## Given task:
The records that follow need to be output exactly as they are.

____

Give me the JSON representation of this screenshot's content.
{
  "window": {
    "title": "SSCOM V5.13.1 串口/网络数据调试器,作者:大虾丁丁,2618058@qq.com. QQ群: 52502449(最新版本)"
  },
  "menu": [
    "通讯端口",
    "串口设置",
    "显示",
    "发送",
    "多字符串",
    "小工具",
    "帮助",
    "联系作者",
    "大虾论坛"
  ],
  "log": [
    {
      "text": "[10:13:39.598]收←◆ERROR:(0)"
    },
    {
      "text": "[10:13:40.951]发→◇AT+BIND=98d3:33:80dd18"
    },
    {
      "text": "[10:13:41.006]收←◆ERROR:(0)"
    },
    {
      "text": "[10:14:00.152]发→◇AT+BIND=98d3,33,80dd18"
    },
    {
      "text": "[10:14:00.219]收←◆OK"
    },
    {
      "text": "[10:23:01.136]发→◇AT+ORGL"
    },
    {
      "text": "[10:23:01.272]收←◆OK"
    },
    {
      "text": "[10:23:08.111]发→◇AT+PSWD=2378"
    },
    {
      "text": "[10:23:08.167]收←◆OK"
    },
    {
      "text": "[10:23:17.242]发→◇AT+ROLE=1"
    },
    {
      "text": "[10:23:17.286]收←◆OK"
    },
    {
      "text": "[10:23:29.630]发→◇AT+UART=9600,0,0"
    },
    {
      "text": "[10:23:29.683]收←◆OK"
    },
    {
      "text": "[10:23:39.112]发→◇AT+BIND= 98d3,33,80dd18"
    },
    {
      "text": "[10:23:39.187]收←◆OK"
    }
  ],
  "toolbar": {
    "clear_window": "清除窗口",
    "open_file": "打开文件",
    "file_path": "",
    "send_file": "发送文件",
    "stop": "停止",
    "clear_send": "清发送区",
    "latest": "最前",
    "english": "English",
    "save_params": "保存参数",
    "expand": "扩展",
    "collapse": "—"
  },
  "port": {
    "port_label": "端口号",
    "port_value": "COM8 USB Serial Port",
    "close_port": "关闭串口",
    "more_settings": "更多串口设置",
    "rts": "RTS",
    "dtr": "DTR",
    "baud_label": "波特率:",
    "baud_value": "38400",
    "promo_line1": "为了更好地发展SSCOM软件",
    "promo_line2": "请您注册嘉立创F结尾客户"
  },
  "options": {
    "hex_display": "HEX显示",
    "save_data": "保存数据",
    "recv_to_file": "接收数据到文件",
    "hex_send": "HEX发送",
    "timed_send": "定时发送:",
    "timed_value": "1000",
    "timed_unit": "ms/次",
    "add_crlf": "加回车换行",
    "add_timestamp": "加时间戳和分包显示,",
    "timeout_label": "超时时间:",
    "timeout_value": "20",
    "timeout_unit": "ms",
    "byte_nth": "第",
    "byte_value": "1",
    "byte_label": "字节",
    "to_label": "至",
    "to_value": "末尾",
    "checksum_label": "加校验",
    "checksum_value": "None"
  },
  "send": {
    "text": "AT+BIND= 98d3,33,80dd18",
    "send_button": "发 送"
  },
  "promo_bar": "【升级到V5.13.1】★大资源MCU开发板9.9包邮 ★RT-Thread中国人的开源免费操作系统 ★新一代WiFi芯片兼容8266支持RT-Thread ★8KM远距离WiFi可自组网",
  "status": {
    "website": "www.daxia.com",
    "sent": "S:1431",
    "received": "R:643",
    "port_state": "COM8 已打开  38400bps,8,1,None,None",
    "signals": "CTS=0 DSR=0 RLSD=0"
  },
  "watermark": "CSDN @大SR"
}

____

## Result of the task:
Give me the JSON representation of this screenshot's content.
{
  "window": {
    "title": "SSCOM V5.13.1 串口/网络数据调试器,作者:大虾丁丁,2618058@qq.com. QQ群: 52502449(最新版本)"
  },
  "menu": [
    "通讯端口",
    "串口设置",
    "显示",
    "发送",
    "多字符串",
    "小工具",
    "帮助",
    "联系作者",
    "大虾论坛"
  ],
  "log": [
    {
      "text": "[10:13:39.598]收←◆ERROR:(0)"
    },
    {
      "text": "[10:13:40.951]发→◇AT+BIND=98d3:33:80dd18"
    },
    {
      "text": "[10:13:41.006]收←◆ERROR:(0)"
    },
    {
      "text": "[10:14:00.152]发→◇AT+BIND=98d3,33,80dd18"
    },
    {
      "text": "[10:14:00.219]收←◆OK"
    },
    {
      "text": "[10:23:01.136]发→◇AT+ORGL"
    },
    {
      "text": "[10:23:01.272]收←◆OK"
    },
    {
      "text": "[10:23:08.111]发→◇AT+PSWD=2378"
    },
    {
      "text": "[10:23:08.167]收←◆OK"
    },
    {
      "text": "[10:23:17.242]发→◇AT+ROLE=1"
    },
    {
      "text": "[10:23:17.286]收←◆OK"
    },
    {
      "text": "[10:23:29.630]发→◇AT+UART=9600,0,0"
    },
    {
      "text": "[10:23:29.683]收←◆OK"
    },
    {
      "text": "[10:23:39.112]发→◇AT+BIND= 98d3,33,80dd18"
    },
    {
      "text": "[10:23:39.187]收←◆OK"
    }
  ],
  "toolbar": {
    "clear_window": "清除窗口",
    "open_file": "打开文件",
    "file_path": "",
    "send_file": "发送文件",
    "stop": "停止",
    "clear_send": "清发送区",
    "latest": "最前",
    "english": "English",
    "save_params": "保存参数",
    "expand": "扩展",
    "collapse": "—"
  },
  "port": {
    "port_label": "端口号",
    "port_value": "COM8 USB Serial Port",
    "close_port": "关闭串口",
    "more_settings": "更多串口设置",
    "rts": "RTS",
    "dtr": "DTR",
    "baud_label": "波特率:",
    "baud_value": "38400",
    "promo_line1": "为了更好地发展SSCOM软件",
    "promo_line2": "请您注册嘉立创F结尾客户"
  },
  "options": {
    "hex_display": "HEX显示",
    "save_data": "保存数据",
    "recv_to_file": "接收数据到文件",
    "hex_send": "HEX发送",
    "timed_send": "定时发送:",
    "timed_value": "1000",
    "timed_unit": "ms/次",
    "add_crlf": "加回车换行",
    "add_timestamp": "加时间戳和分包显示,",
    "timeout_label": "超时时间:",
    "timeout_value": "20",
    "timeout_unit": "ms",
    "byte_nth": "第",
    "byte_value": "1",
    "byte_label": "字节",
    "to_label": "至",
    "to_value": "末尾",
    "checksum_label": "加校验",
    "checksum_value": "None"
  },
  "send": {
    "text": "AT+BIND= 98d3,33,80dd18",
    "send_button": "发 送"
  },
  "promo_bar": "【升级到V5.13.1】★大资源MCU开发板9.9包邮 ★RT-Thread中国人的开源免费操作系统 ★新一代WiFi芯片兼容8266支持RT-Thread ★8KM远距离WiFi可自组网",
  "status": {
    "website": "www.daxia.com",
    "sent": "S:1431",
    "received": "R:643",
    "port_state": "COM8 已打开  38400bps,8,1,None,None",
    "signals": "CTS=0 DSR=0 RLSD=0"
  },
  "watermark": "CSDN @大SR"
}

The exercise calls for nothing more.